Exercise requirements
Lines containing the word "this" need to be counted. Please reply with how many there are, and nothing else.
##############################
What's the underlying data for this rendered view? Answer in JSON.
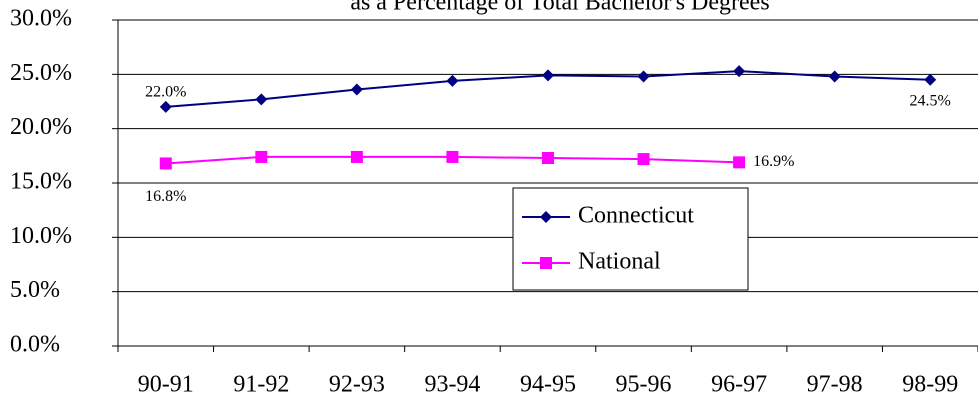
{
  "chart_data": {
    "type": "line",
    "title": "as a Percentage of Total Bachelor's Degrees",
    "categories": [
      "90-91",
      "91-92",
      "92-93",
      "93-94",
      "94-95",
      "95-96",
      "96-97",
      "97-98",
      "98-99"
    ],
    "series": [
      {
        "name": "Connecticut",
        "color": "#000080",
        "marker": "diamond",
        "values": [
          22.0,
          22.7,
          23.6,
          24.4,
          24.9,
          24.8,
          25.3,
          24.8,
          24.5
        ],
        "value_labels": [
          "22.0%",
          null,
          null,
          null,
          null,
          null,
          null,
          null,
          "24.5%"
        ]
      },
      {
        "name": "National",
        "color": "#ff00ff",
        "marker": "square",
        "values": [
          16.8,
          17.4,
          17.4,
          17.4,
          17.3,
          17.2,
          16.9,
          null,
          null
        ],
        "value_labels": [
          "16.8%",
          null,
          null,
          null,
          null,
          null,
          "16.9%",
          null,
          null
        ]
      }
    ],
    "ylim": [
      0,
      30
    ],
    "yticks": [
      {
        "value": 0,
        "label": "0.0%"
      },
      {
        "value": 5,
        "label": "5.0%"
      },
      {
        "value": 10,
        "label": "10.0%"
      },
      {
        "value": 15,
        "label": "15.0%"
      },
      {
        "value": 20,
        "label": "20.0%"
      },
      {
        "value": 25,
        "label": "25.0%"
      },
      {
        "value": 30,
        "label": "30.0%"
      }
    ],
    "grid": true
  }
}
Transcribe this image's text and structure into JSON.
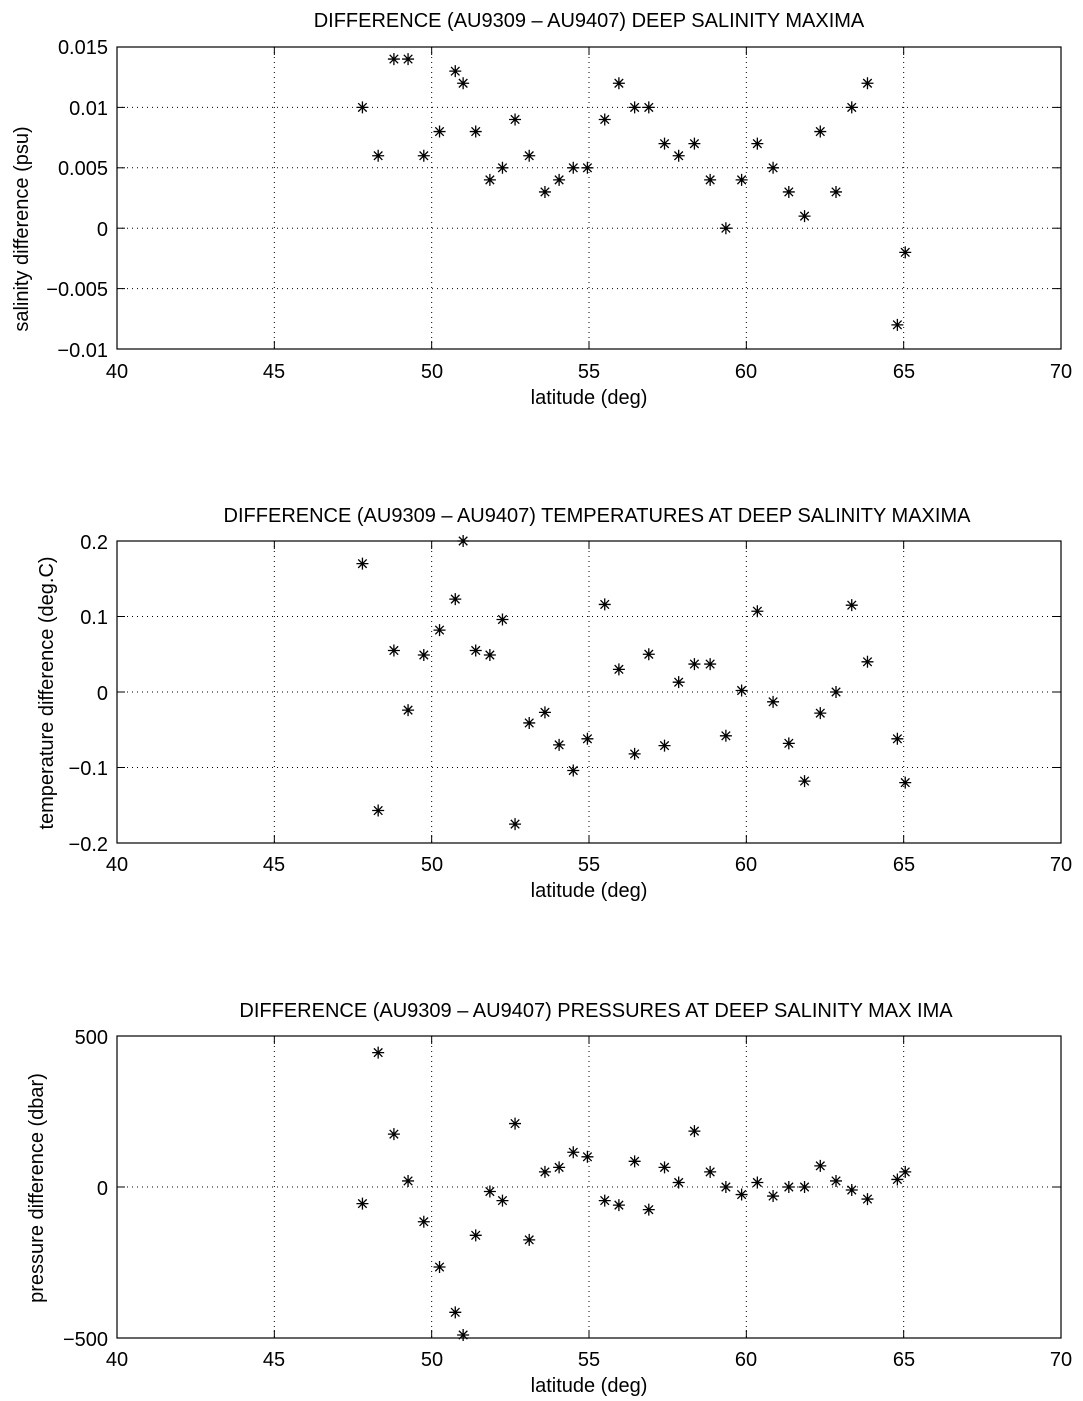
{
  "charts": [
    {
      "title": "DIFFERENCE (AU9309 – AU9407) DEEP SALINITY MAXIMA",
      "xlabel": "latitude (deg)",
      "ylabel": "salinity difference (psu)",
      "xticks": [
        "40",
        "45",
        "50",
        "55",
        "60",
        "65",
        "70"
      ],
      "yticks": [
        "0.015",
        "0.01",
        "0.005",
        "0",
        "−0.005",
        "−0.01"
      ]
    },
    {
      "title": "DIFFERENCE (AU9309 – AU9407) TEMPERATURES AT DEEP SALINITY  MAXIMA",
      "xlabel": "latitude (deg)",
      "ylabel": "temperature difference (deg.C)",
      "xticks": [
        "40",
        "45",
        "50",
        "55",
        "60",
        "65",
        "70"
      ],
      "yticks": [
        "0.2",
        "0.1",
        "0",
        "−0.1",
        "−0.2"
      ]
    },
    {
      "title": "DIFFERENCE (AU9309 – AU9407) PRESSURES AT DEEP SALINITY MAX IMA",
      "xlabel": "latitude (deg)",
      "ylabel": "pressure difference (dbar)",
      "xticks": [
        "40",
        "45",
        "50",
        "55",
        "60",
        "65",
        "70"
      ],
      "yticks": [
        "500",
        "0",
        "−500"
      ]
    }
  ],
  "chart_data": [
    {
      "type": "scatter",
      "marker": "asterisk",
      "title": "DIFFERENCE (AU9309 – AU9407) DEEP SALINITY MAXIMA",
      "xlabel": "latitude (deg)",
      "ylabel": "salinity difference (psu)",
      "xlim": [
        40,
        70
      ],
      "ylim": [
        -0.01,
        0.015
      ],
      "xtick_values": [
        40,
        45,
        50,
        55,
        60,
        65,
        70
      ],
      "ytick_values": [
        0.015,
        0.01,
        0.005,
        0,
        -0.005,
        -0.01
      ],
      "grid": true,
      "points": [
        [
          47.8,
          0.01
        ],
        [
          48.3,
          0.006
        ],
        [
          48.8,
          0.014
        ],
        [
          49.25,
          0.014
        ],
        [
          49.75,
          0.006
        ],
        [
          50.25,
          0.008
        ],
        [
          50.75,
          0.013
        ],
        [
          51.0,
          0.012
        ],
        [
          51.4,
          0.008
        ],
        [
          51.85,
          0.004
        ],
        [
          52.25,
          0.005
        ],
        [
          52.65,
          0.009
        ],
        [
          53.1,
          0.006
        ],
        [
          53.6,
          0.003
        ],
        [
          54.05,
          0.004
        ],
        [
          54.5,
          0.005
        ],
        [
          54.95,
          0.005
        ],
        [
          55.5,
          0.009
        ],
        [
          55.95,
          0.012
        ],
        [
          56.45,
          0.01
        ],
        [
          56.9,
          0.01
        ],
        [
          57.4,
          0.007
        ],
        [
          57.85,
          0.006
        ],
        [
          58.35,
          0.007
        ],
        [
          58.85,
          0.004
        ],
        [
          59.35,
          0.0
        ],
        [
          59.85,
          0.004
        ],
        [
          60.35,
          0.007
        ],
        [
          60.85,
          0.005
        ],
        [
          61.35,
          0.003
        ],
        [
          61.85,
          0.001
        ],
        [
          62.35,
          0.008
        ],
        [
          62.85,
          0.003
        ],
        [
          63.35,
          0.01
        ],
        [
          63.85,
          0.012
        ],
        [
          64.8,
          -0.008
        ],
        [
          65.05,
          -0.002
        ]
      ]
    },
    {
      "type": "scatter",
      "marker": "asterisk",
      "title": "DIFFERENCE (AU9309 – AU9407) TEMPERATURES AT DEEP SALINITY  MAXIMA",
      "xlabel": "latitude (deg)",
      "ylabel": "temperature difference (deg.C)",
      "xlim": [
        40,
        70
      ],
      "ylim": [
        -0.2,
        0.2
      ],
      "xtick_values": [
        40,
        45,
        50,
        55,
        60,
        65,
        70
      ],
      "ytick_values": [
        0.2,
        0.1,
        0,
        -0.1,
        -0.2
      ],
      "grid": true,
      "points": [
        [
          47.8,
          0.17
        ],
        [
          48.3,
          -0.157
        ],
        [
          48.8,
          0.055
        ],
        [
          49.25,
          -0.024
        ],
        [
          49.75,
          0.049
        ],
        [
          50.25,
          0.082
        ],
        [
          50.75,
          0.123
        ],
        [
          51.0,
          0.2
        ],
        [
          51.4,
          0.055
        ],
        [
          51.85,
          0.049
        ],
        [
          52.25,
          0.096
        ],
        [
          52.65,
          -0.175
        ],
        [
          53.1,
          -0.041
        ],
        [
          53.6,
          -0.027
        ],
        [
          54.05,
          -0.07
        ],
        [
          54.5,
          -0.104
        ],
        [
          54.95,
          -0.062
        ],
        [
          55.5,
          0.116
        ],
        [
          55.95,
          0.03
        ],
        [
          56.45,
          -0.082
        ],
        [
          56.9,
          0.05
        ],
        [
          57.4,
          -0.071
        ],
        [
          57.85,
          0.013
        ],
        [
          58.35,
          0.037
        ],
        [
          58.85,
          0.037
        ],
        [
          59.35,
          -0.058
        ],
        [
          59.85,
          0.002
        ],
        [
          60.35,
          0.107
        ],
        [
          60.85,
          -0.013
        ],
        [
          61.35,
          -0.068
        ],
        [
          61.85,
          -0.118
        ],
        [
          62.35,
          -0.028
        ],
        [
          62.85,
          0.0
        ],
        [
          63.35,
          0.115
        ],
        [
          63.85,
          0.04
        ],
        [
          64.8,
          -0.062
        ],
        [
          65.05,
          -0.12
        ]
      ]
    },
    {
      "type": "scatter",
      "marker": "asterisk",
      "title": "DIFFERENCE (AU9309 – AU9407) PRESSURES AT DEEP SALINITY MAX IMA",
      "xlabel": "latitude (deg)",
      "ylabel": "pressure difference (dbar)",
      "xlim": [
        40,
        70
      ],
      "ylim": [
        -500,
        500
      ],
      "xtick_values": [
        40,
        45,
        50,
        55,
        60,
        65,
        70
      ],
      "ytick_values": [
        500,
        0,
        -500
      ],
      "grid": true,
      "points": [
        [
          47.8,
          -55
        ],
        [
          48.3,
          445
        ],
        [
          48.8,
          175
        ],
        [
          49.25,
          20
        ],
        [
          49.75,
          -115
        ],
        [
          50.25,
          -265
        ],
        [
          50.75,
          -415
        ],
        [
          51.0,
          -490
        ],
        [
          51.4,
          -160
        ],
        [
          51.85,
          -15
        ],
        [
          52.25,
          -45
        ],
        [
          52.65,
          210
        ],
        [
          53.1,
          -175
        ],
        [
          53.6,
          50
        ],
        [
          54.05,
          65
        ],
        [
          54.5,
          115
        ],
        [
          54.95,
          100
        ],
        [
          55.5,
          -45
        ],
        [
          55.95,
          -60
        ],
        [
          56.45,
          85
        ],
        [
          56.9,
          -75
        ],
        [
          57.4,
          65
        ],
        [
          57.85,
          15
        ],
        [
          58.35,
          185
        ],
        [
          58.85,
          50
        ],
        [
          59.35,
          0
        ],
        [
          59.85,
          -25
        ],
        [
          60.35,
          15
        ],
        [
          60.85,
          -30
        ],
        [
          61.35,
          0
        ],
        [
          61.85,
          0
        ],
        [
          62.35,
          70
        ],
        [
          62.85,
          20
        ],
        [
          63.35,
          -10
        ],
        [
          63.85,
          -40
        ],
        [
          64.8,
          25
        ],
        [
          65.05,
          50
        ]
      ]
    }
  ]
}
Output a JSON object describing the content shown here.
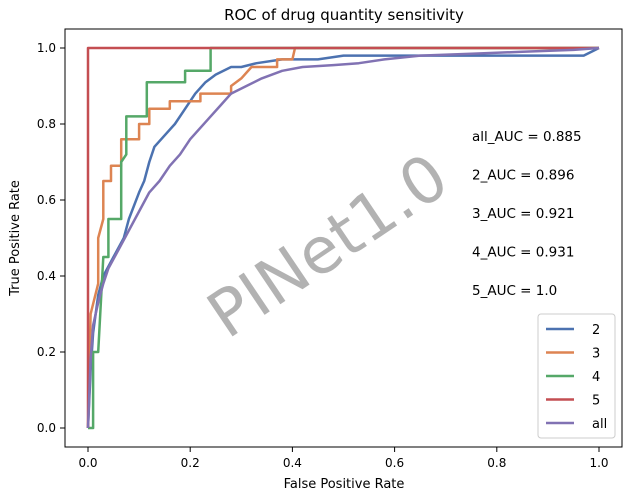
##############################
The result
2